### TASK STATEMENT
Without altering anything, output the material below.
--- RECORDS SUPPLIED ---
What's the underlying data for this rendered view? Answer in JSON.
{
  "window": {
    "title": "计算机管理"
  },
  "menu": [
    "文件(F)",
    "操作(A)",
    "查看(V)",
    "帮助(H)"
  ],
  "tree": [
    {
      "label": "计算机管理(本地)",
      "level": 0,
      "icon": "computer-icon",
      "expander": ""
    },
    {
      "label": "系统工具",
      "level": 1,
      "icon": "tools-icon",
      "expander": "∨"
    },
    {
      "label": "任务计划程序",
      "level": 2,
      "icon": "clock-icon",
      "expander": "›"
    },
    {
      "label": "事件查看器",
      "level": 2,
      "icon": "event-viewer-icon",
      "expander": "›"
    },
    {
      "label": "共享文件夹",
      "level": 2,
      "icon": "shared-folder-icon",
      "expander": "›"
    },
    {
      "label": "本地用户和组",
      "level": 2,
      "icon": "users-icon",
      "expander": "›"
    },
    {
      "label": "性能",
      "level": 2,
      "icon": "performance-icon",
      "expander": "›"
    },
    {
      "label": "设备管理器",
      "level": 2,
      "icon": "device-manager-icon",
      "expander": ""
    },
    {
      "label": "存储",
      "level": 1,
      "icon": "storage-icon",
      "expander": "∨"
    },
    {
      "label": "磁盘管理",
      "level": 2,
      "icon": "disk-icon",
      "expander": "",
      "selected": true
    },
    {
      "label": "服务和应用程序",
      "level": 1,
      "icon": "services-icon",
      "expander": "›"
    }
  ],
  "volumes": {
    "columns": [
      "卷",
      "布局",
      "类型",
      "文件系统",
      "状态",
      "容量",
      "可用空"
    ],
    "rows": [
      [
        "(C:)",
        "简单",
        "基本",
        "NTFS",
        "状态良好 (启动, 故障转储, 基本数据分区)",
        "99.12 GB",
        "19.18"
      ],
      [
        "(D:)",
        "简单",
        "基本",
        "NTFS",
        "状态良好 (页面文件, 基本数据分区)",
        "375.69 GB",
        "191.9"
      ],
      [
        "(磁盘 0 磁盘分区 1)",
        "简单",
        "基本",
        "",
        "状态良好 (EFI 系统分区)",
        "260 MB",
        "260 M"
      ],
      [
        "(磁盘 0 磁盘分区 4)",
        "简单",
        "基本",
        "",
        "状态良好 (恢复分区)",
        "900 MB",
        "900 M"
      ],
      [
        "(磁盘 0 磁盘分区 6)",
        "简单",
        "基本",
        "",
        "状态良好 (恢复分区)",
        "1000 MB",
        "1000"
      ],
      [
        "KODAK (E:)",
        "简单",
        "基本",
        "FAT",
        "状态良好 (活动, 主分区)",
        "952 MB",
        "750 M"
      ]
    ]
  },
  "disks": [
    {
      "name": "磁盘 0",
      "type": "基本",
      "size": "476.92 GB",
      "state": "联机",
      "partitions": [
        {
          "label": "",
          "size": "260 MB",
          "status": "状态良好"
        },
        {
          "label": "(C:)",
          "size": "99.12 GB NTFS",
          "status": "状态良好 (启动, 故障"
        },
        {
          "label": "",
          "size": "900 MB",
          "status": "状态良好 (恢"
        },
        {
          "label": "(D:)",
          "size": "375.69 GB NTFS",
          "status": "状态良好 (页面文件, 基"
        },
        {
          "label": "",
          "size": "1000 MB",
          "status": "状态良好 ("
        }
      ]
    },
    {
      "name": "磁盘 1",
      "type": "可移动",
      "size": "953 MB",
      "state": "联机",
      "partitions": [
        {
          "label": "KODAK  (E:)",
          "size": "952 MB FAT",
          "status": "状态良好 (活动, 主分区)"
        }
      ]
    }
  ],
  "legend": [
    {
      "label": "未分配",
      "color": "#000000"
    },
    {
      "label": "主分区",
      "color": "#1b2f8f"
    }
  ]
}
---
### FINAL RESULT
What's the underlying data for this rendered view? Answer in JSON.
{
  "window": {
    "title": "计算机管理"
  },
  "menu": [
    "文件(F)",
    "操作(A)",
    "查看(V)",
    "帮助(H)"
  ],
  "tree": [
    {
      "label": "计算机管理(本地)",
      "level": 0,
      "icon": "computer-icon",
      "expander": ""
    },
    {
      "label": "系统工具",
      "level": 1,
      "icon": "tools-icon",
      "expander": "∨"
    },
    {
      "label": "任务计划程序",
      "level": 2,
      "icon": "clock-icon",
      "expander": "›"
    },
    {
      "label": "事件查看器",
      "level": 2,
      "icon": "event-viewer-icon",
      "expander": "›"
    },
    {
      "label": "共享文件夹",
      "level": 2,
      "icon": "shared-folder-icon",
      "expander": "›"
    },
    {
      "label": "本地用户和组",
      "level": 2,
      "icon": "users-icon",
      "expander": "›"
    },
    {
      "label": "性能",
      "level": 2,
      "icon": "performance-icon",
      "expander": "›"
    },
    {
      "label": "设备管理器",
      "level": 2,
      "icon": "device-manager-icon",
      "expander": ""
    },
    {
      "label": "存储",
      "level": 1,
      "icon": "storage-icon",
      "expander": "∨"
    },
    {
      "label": "磁盘管理",
      "level": 2,
      "icon": "disk-icon",
      "expander": "",
      "selected": true
    },
    {
      "label": "服务和应用程序",
      "level": 1,
      "icon": "services-icon",
      "expander": "›"
    }
  ],
  "volumes": {
    "columns": [
      "卷",
      "布局",
      "类型",
      "文件系统",
      "状态",
      "容量",
      "可用空"
    ],
    "rows": [
      [
        "(C:)",
        "简单",
        "基本",
        "NTFS",
        "状态良好 (启动, 故障转储, 基本数据分区)",
        "99.12 GB",
        "19.18"
      ],
      [
        "(D:)",
        "简单",
        "基本",
        "NTFS",
        "状态良好 (页面文件, 基本数据分区)",
        "375.69 GB",
        "191.9"
      ],
      [
        "(磁盘 0 磁盘分区 1)",
        "简单",
        "基本",
        "",
        "状态良好 (EFI 系统分区)",
        "260 MB",
        "260 M"
      ],
      [
        "(磁盘 0 磁盘分区 4)",
        "简单",
        "基本",
        "",
        "状态良好 (恢复分区)",
        "900 MB",
        "900 M"
      ],
      [
        "(磁盘 0 磁盘分区 6)",
        "简单",
        "基本",
        "",
        "状态良好 (恢复分区)",
        "1000 MB",
        "1000"
      ],
      [
        "KODAK (E:)",
        "简单",
        "基本",
        "FAT",
        "状态良好 (活动, 主分区)",
        "952 MB",
        "750 M"
      ]
    ]
  },
  "disks": [
    {
      "name": "磁盘 0",
      "type": "基本",
      "size": "476.92 GB",
      "state": "联机",
      "partitions": [
        {
          "label": "",
          "size": "260 MB",
          "status": "状态良好"
        },
        {
          "label": "(C:)",
          "size": "99.12 GB NTFS",
          "status": "状态良好 (启动, 故障"
        },
        {
          "label": "",
          "size": "900 MB",
          "status": "状态良好 (恢"
        },
        {
          "label": "(D:)",
          "size": "375.69 GB NTFS",
          "status": "状态良好 (页面文件, 基"
        },
        {
          "label": "",
          "size": "1000 MB",
          "status": "状态良好 ("
        }
      ]
    },
    {
      "name": "磁盘 1",
      "type": "可移动",
      "size": "953 MB",
      "state": "联机",
      "partitions": [
        {
          "label": "KODAK  (E:)",
          "size": "952 MB FAT",
          "status": "状态良好 (活动, 主分区)"
        }
      ]
    }
  ],
  "legend": [
    {
      "label": "未分配",
      "color": "#000000"
    },
    {
      "label": "主分区",
      "color": "#1b2f8f"
    }
  ]
}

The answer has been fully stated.